### WORK TO BE COMPLETED
From the line that holds "What data populates" down to the last line of the listing below, reproduce each line exactly and nothing more, omitting pictures.
## BEGIN
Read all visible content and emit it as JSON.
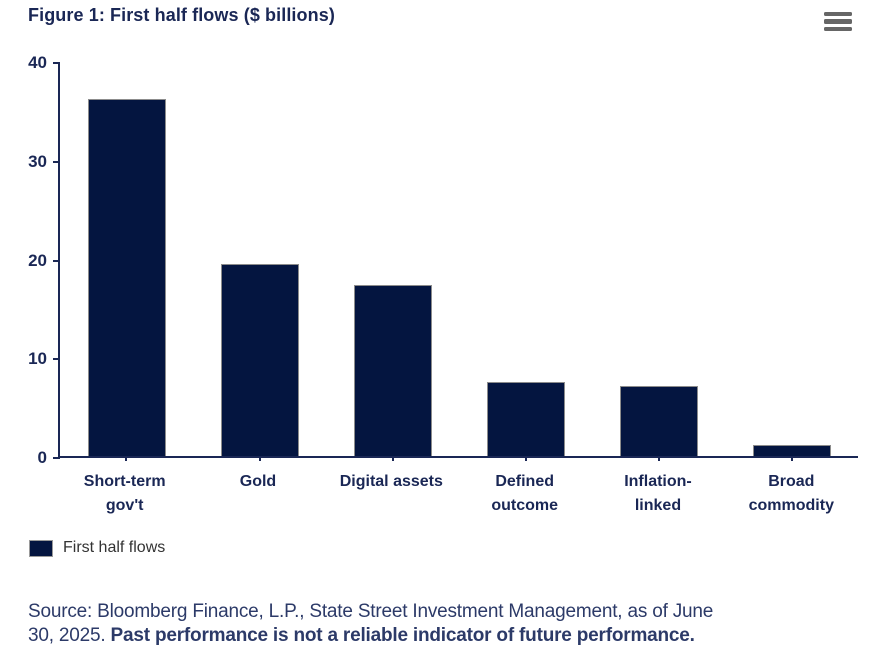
{
  "header": {
    "title": "Figure 1: First half flows ($ billions)"
  },
  "menu": {
    "icon": "hamburger-context-menu"
  },
  "chart_data": {
    "type": "bar",
    "categories": [
      "Short-term gov't",
      "Gold",
      "Digital assets",
      "Defined outcome",
      "Inflation-linked",
      "Broad commodity"
    ],
    "series": [
      {
        "name": "First half flows",
        "values": [
          36.2,
          19.4,
          17.3,
          7.5,
          7.1,
          1.1
        ]
      }
    ],
    "title": "Figure 1: First half flows ($ billions)",
    "xlabel": "",
    "ylabel": "",
    "ylim": [
      0,
      40
    ],
    "yticks": [
      0,
      10,
      20,
      30,
      40
    ],
    "grid": false,
    "legend_position": "bottom-left",
    "bar_color": "#041540",
    "bar_border_color": "#8c8c8c"
  },
  "legend": {
    "label": "First half flows",
    "swatch_color": "#041540"
  },
  "footer": {
    "source_line1": "Source: Bloomberg Finance, L.P., State Street Investment Management, as of June",
    "source_line2_regular": "30, 2025. ",
    "source_line2_bold": "Past performance is not a reliable indicator of future performance."
  },
  "colors": {
    "accent_navy": "#1a2755",
    "bar_navy": "#041540",
    "source_text": "#2c3a68",
    "menu_gray": "#666666",
    "legend_text": "#333333"
  }
}
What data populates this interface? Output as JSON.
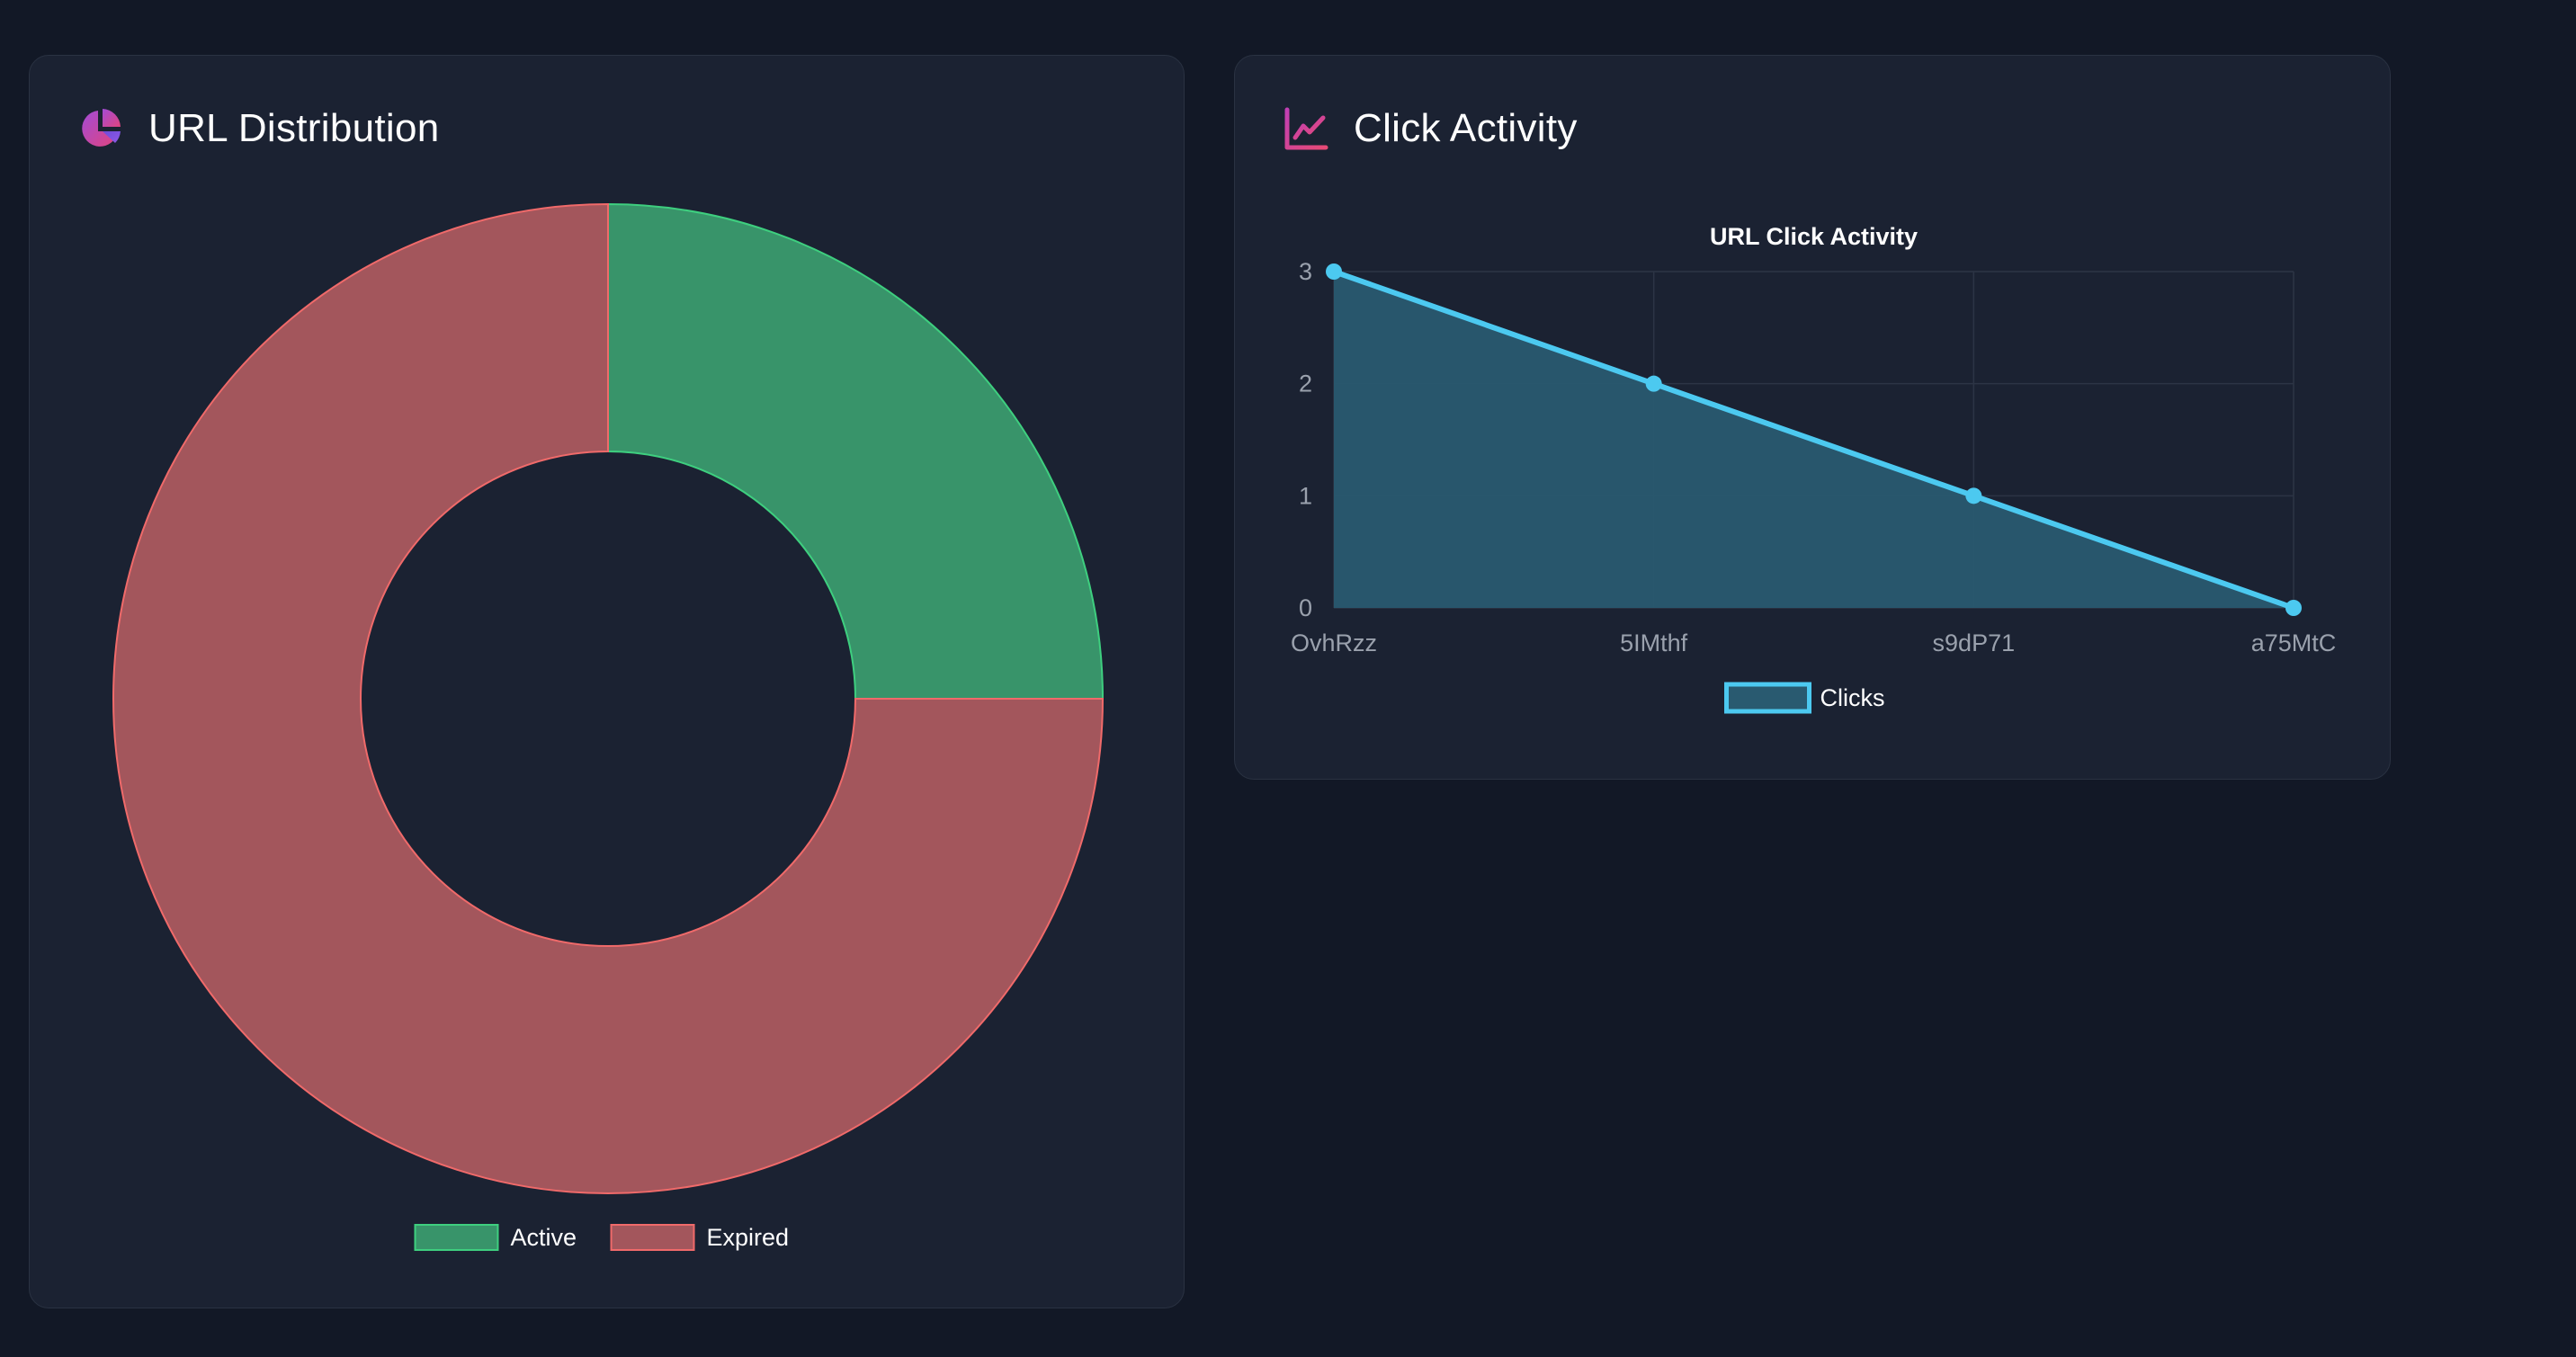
{
  "cards": {
    "distribution": {
      "title": "URL Distribution",
      "icon": "pie-chart-icon"
    },
    "clicks": {
      "title": "Click Activity",
      "icon": "line-chart-icon"
    }
  },
  "chart_data": [
    {
      "type": "pie",
      "variant": "doughnut",
      "title": "URL Distribution",
      "categories": [
        "Active",
        "Expired"
      ],
      "values": [
        1,
        3
      ],
      "colors": [
        "#38946a",
        "#a3565c"
      ],
      "border_colors": [
        "#3ecf7f",
        "#f06a6a"
      ],
      "legend": "bottom"
    },
    {
      "type": "line",
      "title": "URL Click Activity",
      "categories": [
        "OvhRzz",
        "5IMthf",
        "s9dP71",
        "a75MtC"
      ],
      "series": [
        {
          "name": "Clicks",
          "values": [
            3,
            2,
            1,
            0
          ],
          "color": "#4cc9f0",
          "fill": "#295a70"
        }
      ],
      "yticks": [
        0,
        1,
        2,
        3
      ],
      "ylim": [
        0,
        3
      ],
      "xlabel": "",
      "ylabel": "",
      "grid": true,
      "legend": "bottom"
    }
  ]
}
## END
### THE RESPONSE
What data populates this interface? Output as JSON.
{
  "cards": {
    "distribution": {
      "title": "URL Distribution",
      "icon": "pie-chart-icon"
    },
    "clicks": {
      "title": "Click Activity",
      "icon": "line-chart-icon"
    }
  },
  "chart_data": [
    {
      "type": "pie",
      "variant": "doughnut",
      "title": "URL Distribution",
      "categories": [
        "Active",
        "Expired"
      ],
      "values": [
        1,
        3
      ],
      "colors": [
        "#38946a",
        "#a3565c"
      ],
      "border_colors": [
        "#3ecf7f",
        "#f06a6a"
      ],
      "legend": "bottom"
    },
    {
      "type": "line",
      "title": "URL Click Activity",
      "categories": [
        "OvhRzz",
        "5IMthf",
        "s9dP71",
        "a75MtC"
      ],
      "series": [
        {
          "name": "Clicks",
          "values": [
            3,
            2,
            1,
            0
          ],
          "color": "#4cc9f0",
          "fill": "#295a70"
        }
      ],
      "yticks": [
        0,
        1,
        2,
        3
      ],
      "ylim": [
        0,
        3
      ],
      "xlabel": "",
      "ylabel": "",
      "grid": true,
      "legend": "bottom"
    }
  ]
}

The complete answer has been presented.